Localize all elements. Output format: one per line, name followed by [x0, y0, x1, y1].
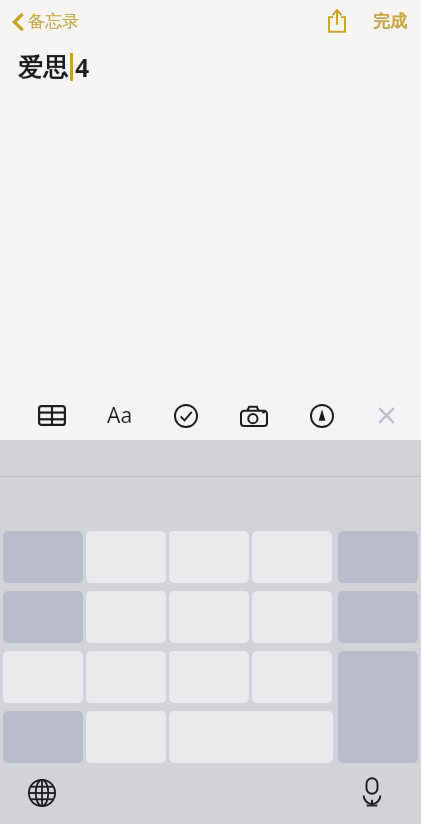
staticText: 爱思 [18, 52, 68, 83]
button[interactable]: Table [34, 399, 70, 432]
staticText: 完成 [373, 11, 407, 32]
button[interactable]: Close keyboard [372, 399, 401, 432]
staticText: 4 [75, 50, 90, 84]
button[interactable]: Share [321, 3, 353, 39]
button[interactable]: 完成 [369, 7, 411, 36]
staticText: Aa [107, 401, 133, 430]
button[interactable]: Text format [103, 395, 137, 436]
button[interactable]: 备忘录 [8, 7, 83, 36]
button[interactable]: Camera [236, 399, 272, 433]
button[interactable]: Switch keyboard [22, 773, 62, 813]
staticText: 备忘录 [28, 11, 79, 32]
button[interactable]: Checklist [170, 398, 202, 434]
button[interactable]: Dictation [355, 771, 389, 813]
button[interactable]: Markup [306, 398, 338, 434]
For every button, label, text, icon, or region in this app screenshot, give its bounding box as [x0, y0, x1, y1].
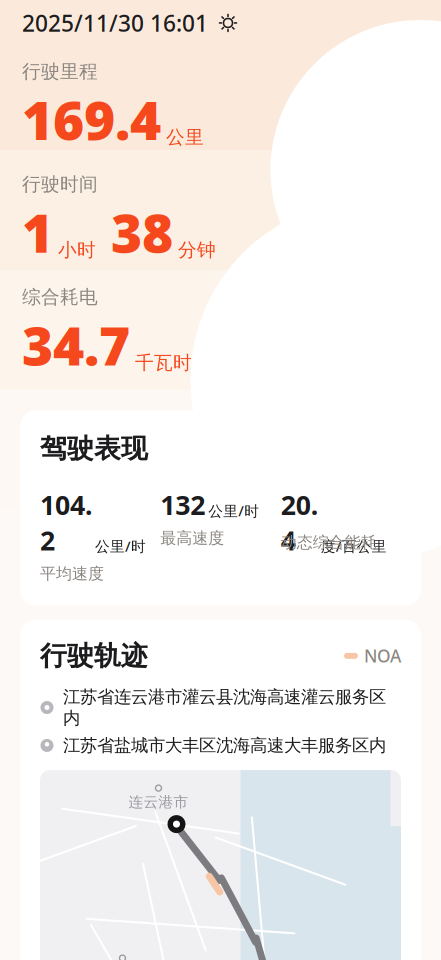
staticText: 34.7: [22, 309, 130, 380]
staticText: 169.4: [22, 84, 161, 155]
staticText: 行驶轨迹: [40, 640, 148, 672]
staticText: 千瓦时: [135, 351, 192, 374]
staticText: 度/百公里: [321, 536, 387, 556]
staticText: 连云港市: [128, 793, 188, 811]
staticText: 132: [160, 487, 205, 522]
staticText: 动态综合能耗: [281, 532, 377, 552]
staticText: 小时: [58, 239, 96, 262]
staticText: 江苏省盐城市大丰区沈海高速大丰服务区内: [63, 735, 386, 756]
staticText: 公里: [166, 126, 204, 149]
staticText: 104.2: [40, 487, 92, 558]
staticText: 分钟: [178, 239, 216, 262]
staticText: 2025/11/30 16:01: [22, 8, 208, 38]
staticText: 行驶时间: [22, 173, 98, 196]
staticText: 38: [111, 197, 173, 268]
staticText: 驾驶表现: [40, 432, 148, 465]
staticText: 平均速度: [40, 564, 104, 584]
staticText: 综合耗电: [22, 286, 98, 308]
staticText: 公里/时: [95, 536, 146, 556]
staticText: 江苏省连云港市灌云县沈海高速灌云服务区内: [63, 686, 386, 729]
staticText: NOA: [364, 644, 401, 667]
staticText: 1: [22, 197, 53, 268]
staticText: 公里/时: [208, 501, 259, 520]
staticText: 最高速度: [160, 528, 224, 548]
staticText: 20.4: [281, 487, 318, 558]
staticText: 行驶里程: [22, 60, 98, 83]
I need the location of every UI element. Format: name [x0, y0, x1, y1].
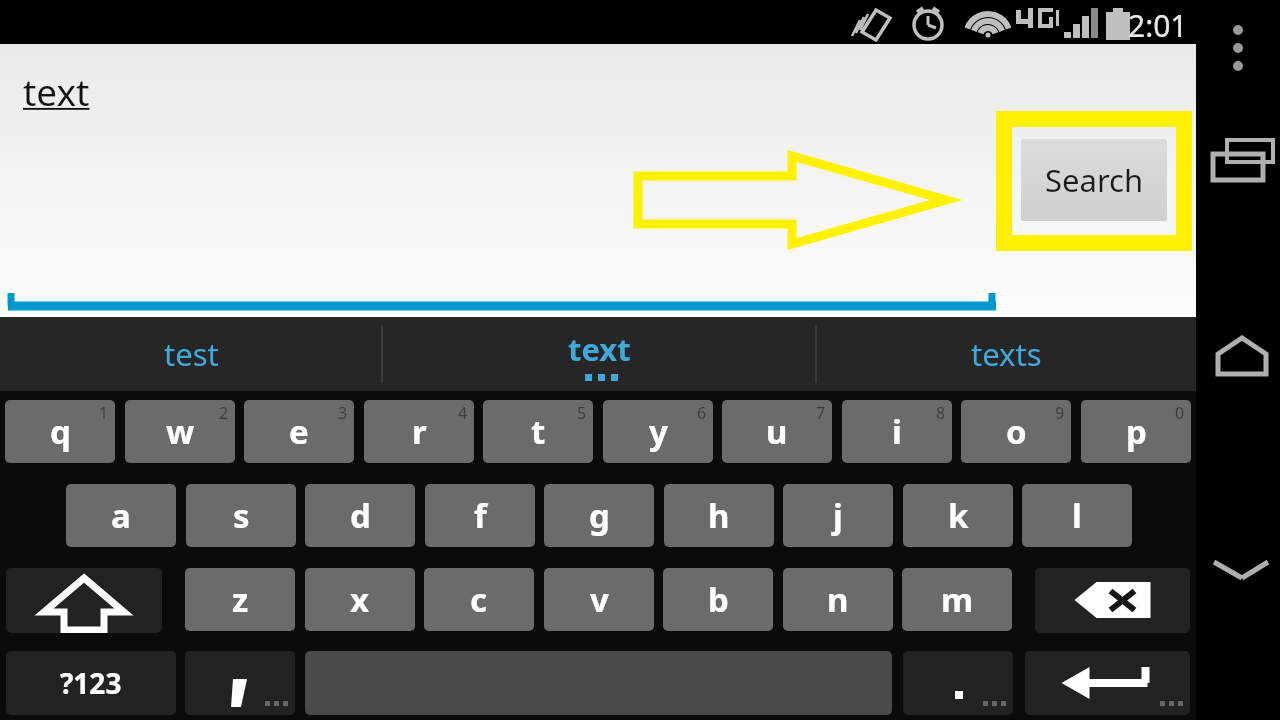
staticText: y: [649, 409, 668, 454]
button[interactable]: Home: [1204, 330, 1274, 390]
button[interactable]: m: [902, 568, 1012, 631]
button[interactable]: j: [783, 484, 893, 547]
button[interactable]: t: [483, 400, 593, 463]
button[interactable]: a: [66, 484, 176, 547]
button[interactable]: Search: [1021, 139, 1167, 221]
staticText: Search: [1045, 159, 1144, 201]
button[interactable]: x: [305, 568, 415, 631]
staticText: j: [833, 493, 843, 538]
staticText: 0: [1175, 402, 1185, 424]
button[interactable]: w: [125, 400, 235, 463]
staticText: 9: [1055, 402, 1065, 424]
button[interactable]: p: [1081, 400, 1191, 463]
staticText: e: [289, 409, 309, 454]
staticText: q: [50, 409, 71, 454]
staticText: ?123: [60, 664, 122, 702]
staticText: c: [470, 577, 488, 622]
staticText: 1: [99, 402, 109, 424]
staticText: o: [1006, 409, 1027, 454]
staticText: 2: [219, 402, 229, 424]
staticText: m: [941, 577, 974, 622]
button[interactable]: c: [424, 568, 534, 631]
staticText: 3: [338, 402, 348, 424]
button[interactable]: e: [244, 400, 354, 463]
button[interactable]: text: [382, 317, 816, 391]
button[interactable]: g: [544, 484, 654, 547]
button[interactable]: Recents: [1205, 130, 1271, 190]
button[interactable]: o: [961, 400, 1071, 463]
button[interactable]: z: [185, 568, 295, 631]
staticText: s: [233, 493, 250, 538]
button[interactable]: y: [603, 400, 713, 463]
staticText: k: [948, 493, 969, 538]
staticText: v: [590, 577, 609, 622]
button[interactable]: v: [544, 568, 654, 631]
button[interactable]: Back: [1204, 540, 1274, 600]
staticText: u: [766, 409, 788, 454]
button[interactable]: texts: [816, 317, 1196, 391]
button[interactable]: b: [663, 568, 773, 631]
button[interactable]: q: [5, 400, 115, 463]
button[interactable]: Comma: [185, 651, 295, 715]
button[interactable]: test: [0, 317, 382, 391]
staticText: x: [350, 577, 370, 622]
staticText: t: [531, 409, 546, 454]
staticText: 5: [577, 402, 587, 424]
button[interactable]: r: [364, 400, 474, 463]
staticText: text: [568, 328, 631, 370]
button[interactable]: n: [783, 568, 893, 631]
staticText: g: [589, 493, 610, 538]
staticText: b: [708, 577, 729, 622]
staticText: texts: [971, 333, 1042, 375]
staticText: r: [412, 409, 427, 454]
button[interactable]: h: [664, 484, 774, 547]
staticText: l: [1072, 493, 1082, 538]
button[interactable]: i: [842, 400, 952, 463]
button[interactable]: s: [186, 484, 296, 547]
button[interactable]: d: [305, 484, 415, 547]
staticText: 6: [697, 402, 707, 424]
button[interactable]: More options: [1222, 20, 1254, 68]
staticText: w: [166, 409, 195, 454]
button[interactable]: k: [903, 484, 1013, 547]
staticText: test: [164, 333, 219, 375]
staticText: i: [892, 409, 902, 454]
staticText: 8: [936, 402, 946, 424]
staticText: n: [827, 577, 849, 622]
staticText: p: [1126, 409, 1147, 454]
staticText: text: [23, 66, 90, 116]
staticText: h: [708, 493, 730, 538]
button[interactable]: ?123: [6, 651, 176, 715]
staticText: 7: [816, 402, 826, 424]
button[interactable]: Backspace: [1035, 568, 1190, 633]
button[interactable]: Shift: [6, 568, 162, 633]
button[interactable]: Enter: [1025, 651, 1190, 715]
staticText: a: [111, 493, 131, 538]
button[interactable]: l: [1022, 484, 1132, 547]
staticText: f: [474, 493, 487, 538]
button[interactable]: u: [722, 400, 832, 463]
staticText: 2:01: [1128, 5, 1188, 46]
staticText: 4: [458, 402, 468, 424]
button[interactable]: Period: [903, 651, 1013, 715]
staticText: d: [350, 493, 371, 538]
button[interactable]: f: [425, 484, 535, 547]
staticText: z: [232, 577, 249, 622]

================================

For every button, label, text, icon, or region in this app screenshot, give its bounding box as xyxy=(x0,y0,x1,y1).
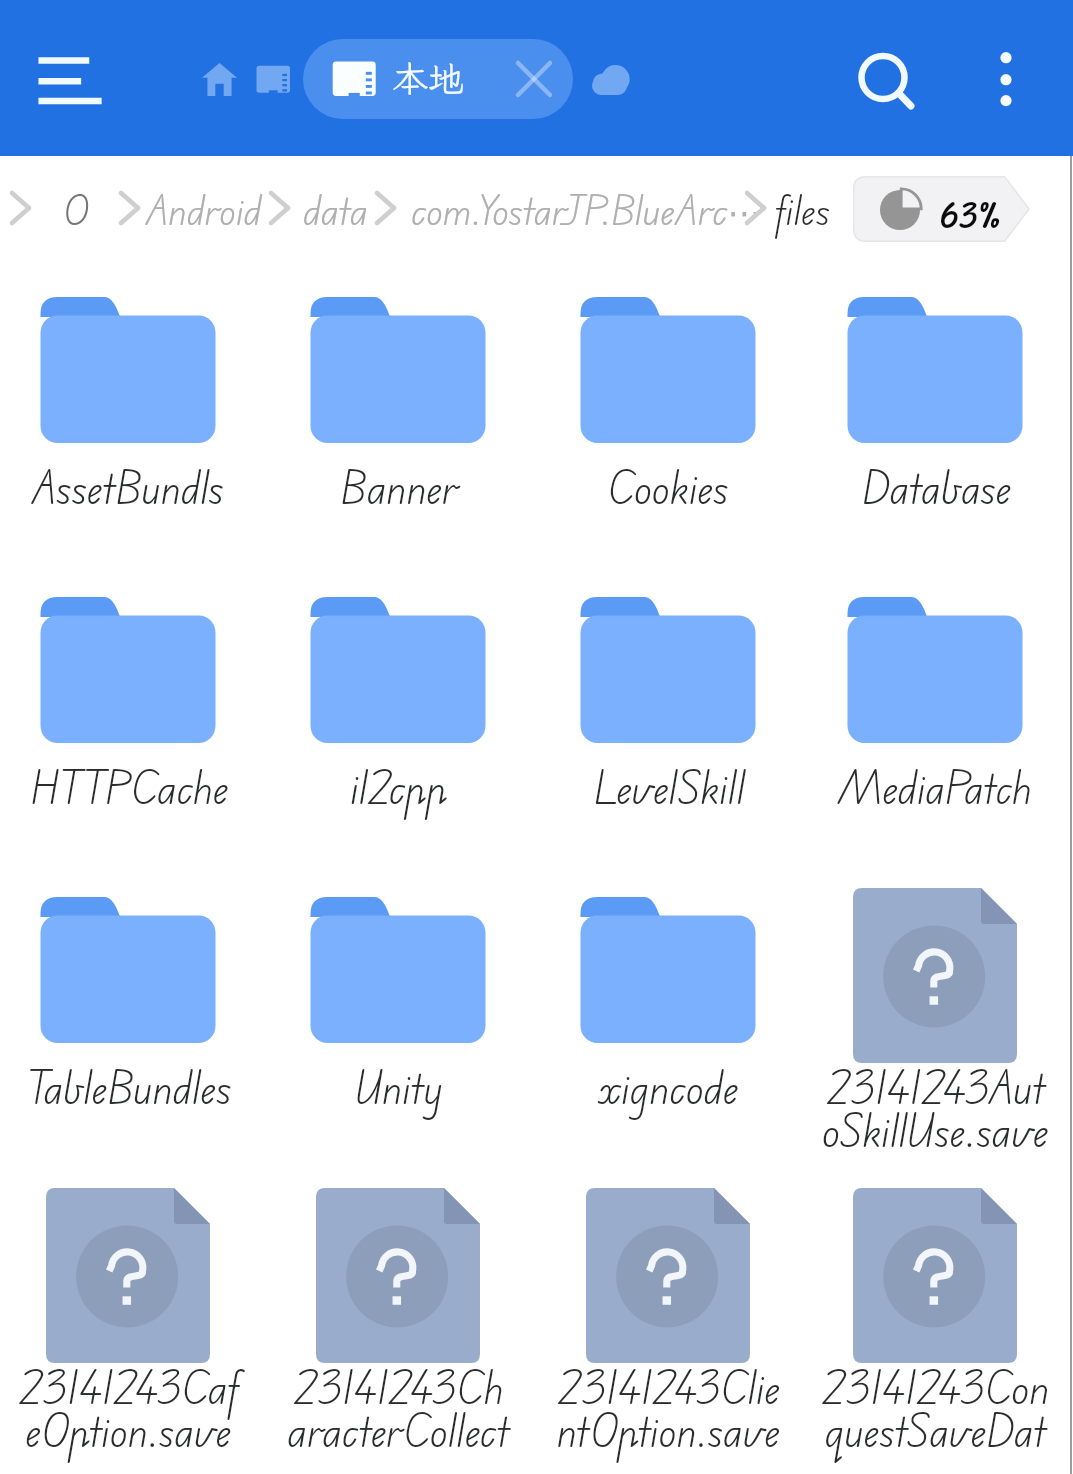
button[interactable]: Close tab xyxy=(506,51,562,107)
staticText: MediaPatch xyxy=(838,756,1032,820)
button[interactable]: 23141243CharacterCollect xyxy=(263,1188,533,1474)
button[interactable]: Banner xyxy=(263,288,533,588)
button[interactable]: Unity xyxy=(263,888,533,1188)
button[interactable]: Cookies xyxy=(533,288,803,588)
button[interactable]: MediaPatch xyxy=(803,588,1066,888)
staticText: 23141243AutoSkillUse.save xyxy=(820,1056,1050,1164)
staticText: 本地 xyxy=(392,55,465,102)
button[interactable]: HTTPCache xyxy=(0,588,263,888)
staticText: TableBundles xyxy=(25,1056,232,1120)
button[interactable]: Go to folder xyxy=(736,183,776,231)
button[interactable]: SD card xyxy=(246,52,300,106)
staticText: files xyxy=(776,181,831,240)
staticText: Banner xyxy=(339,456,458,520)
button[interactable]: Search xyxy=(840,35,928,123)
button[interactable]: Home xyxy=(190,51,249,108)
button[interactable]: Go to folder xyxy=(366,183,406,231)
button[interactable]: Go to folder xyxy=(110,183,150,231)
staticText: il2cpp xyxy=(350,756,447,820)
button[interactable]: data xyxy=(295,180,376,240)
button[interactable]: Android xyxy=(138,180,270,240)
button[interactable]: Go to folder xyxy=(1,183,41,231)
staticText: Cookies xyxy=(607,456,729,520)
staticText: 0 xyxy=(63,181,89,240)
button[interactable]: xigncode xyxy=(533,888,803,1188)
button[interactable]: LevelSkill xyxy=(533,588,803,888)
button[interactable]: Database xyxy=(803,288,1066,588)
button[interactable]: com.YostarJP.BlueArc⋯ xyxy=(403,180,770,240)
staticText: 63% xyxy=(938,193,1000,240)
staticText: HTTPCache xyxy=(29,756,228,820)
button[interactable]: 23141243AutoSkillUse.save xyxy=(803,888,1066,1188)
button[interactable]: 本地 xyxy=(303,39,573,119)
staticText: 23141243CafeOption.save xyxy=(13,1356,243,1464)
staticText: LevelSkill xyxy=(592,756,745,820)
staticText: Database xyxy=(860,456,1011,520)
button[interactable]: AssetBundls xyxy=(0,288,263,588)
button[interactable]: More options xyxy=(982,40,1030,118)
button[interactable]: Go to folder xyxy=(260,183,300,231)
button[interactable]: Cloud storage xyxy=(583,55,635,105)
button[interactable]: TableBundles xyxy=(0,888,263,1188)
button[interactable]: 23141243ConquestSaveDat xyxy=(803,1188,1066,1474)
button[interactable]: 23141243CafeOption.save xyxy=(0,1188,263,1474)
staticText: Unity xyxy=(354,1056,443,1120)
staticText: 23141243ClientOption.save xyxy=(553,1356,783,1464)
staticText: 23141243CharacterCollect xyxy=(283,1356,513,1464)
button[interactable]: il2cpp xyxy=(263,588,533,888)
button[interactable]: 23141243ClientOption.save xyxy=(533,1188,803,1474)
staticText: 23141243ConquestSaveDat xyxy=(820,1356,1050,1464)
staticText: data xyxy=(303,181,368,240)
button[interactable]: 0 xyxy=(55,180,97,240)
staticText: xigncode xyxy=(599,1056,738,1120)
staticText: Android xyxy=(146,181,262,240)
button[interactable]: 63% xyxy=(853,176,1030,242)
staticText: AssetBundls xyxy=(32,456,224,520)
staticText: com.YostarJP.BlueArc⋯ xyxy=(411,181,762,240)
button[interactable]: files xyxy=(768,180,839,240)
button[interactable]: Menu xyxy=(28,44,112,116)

================================

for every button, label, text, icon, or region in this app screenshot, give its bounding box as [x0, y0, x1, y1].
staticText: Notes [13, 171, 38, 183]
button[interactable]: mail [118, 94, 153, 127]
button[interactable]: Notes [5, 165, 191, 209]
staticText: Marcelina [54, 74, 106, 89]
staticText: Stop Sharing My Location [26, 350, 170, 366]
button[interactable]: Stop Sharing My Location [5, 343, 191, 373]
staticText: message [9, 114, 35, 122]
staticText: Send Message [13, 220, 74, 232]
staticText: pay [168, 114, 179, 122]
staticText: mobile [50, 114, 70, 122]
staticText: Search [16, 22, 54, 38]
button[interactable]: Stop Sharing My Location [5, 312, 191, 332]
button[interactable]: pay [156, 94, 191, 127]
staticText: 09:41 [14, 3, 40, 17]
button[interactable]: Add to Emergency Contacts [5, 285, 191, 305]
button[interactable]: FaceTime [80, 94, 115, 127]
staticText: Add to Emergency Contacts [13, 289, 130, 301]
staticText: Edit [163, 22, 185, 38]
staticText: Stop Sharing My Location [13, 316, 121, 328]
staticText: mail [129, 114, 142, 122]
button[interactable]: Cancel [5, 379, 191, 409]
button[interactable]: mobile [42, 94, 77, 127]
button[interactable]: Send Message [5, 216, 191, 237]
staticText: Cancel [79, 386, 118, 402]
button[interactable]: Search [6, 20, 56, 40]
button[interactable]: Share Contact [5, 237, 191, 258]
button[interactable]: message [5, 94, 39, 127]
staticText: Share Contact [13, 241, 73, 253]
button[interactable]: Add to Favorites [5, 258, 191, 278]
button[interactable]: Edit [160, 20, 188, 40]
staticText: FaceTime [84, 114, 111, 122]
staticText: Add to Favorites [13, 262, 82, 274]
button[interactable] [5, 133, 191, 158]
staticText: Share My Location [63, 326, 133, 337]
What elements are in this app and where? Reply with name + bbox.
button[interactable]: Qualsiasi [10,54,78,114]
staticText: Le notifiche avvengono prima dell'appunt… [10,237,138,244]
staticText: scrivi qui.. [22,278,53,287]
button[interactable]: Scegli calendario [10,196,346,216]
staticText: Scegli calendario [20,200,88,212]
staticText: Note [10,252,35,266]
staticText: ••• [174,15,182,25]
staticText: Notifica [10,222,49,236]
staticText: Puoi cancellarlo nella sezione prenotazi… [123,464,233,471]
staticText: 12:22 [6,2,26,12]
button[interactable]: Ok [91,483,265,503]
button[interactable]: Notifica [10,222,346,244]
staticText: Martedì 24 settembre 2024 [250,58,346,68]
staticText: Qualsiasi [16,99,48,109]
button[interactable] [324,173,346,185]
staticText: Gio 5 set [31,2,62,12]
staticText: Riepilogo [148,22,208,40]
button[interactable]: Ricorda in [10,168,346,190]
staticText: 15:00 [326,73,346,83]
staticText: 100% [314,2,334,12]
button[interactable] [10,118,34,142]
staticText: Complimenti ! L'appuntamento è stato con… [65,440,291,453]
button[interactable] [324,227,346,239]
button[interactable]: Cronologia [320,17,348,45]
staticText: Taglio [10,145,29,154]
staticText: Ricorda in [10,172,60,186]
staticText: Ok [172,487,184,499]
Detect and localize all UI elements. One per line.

================================

Copy the stretch of records from the line containing "staticText: 34.7: [22, 309, 130, 380]" through the line containing "staticText: 104.2: [40, 487, 92, 558]", character for character, ends included?

# FINAL RESULT:
staticText: 34.7: [22, 309, 130, 380]
staticText: 169.4: [22, 84, 161, 155]
staticText: 行驶轨迹: [40, 640, 148, 672]
staticText: 千瓦时: [135, 351, 192, 374]
staticText: 度/百公里: [321, 536, 387, 556]
staticText: 连云港市: [128, 793, 188, 811]
staticText: 132: [160, 487, 205, 522]
staticText: 动态综合能耗: [281, 532, 377, 552]
staticText: 小时: [58, 239, 96, 262]
staticText: 江苏省盐城市大丰区沈海高速大丰服务区内: [63, 735, 386, 756]
staticText: 公里: [166, 126, 204, 149]
staticText: 104.2: [40, 487, 92, 558]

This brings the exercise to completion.